* **SUPPLIED DATA**
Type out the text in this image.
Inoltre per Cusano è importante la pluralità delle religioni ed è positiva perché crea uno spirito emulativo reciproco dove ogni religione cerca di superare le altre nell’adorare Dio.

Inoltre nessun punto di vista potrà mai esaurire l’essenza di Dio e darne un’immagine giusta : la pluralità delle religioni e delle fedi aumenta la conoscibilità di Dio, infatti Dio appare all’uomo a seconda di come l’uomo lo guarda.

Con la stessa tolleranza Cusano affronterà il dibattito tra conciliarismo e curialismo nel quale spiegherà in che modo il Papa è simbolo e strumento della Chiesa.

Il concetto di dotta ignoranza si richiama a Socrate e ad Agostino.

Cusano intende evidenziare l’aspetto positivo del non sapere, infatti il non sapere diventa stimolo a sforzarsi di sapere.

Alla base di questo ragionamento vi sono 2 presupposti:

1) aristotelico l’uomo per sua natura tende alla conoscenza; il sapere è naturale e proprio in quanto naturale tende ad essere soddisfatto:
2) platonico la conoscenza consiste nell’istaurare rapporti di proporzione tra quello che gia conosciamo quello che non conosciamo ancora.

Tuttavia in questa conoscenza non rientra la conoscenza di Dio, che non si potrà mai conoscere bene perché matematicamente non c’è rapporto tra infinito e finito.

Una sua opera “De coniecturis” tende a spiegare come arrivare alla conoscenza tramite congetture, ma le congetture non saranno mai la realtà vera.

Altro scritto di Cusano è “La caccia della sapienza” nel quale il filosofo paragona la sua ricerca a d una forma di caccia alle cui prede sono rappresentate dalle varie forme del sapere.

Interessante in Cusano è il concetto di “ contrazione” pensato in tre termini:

* **AIM**
Using the records above, find and show each line with the string "come".

* **RESULT**
Inoltre nessun punto di vista potrà mai esaurire l’essenza di Dio e darne un’immagine giusta : la pluralità delle religioni e delle fedi aumenta la conoscibilità di Dio, infatti Dio appare all’uomo a seconda di come l’uomo lo guarda.
Una sua opera “De coniecturis” tende a spiegare come arrivare alla conoscenza tramite congetture, ma le congetture non saranno mai la realtà vera.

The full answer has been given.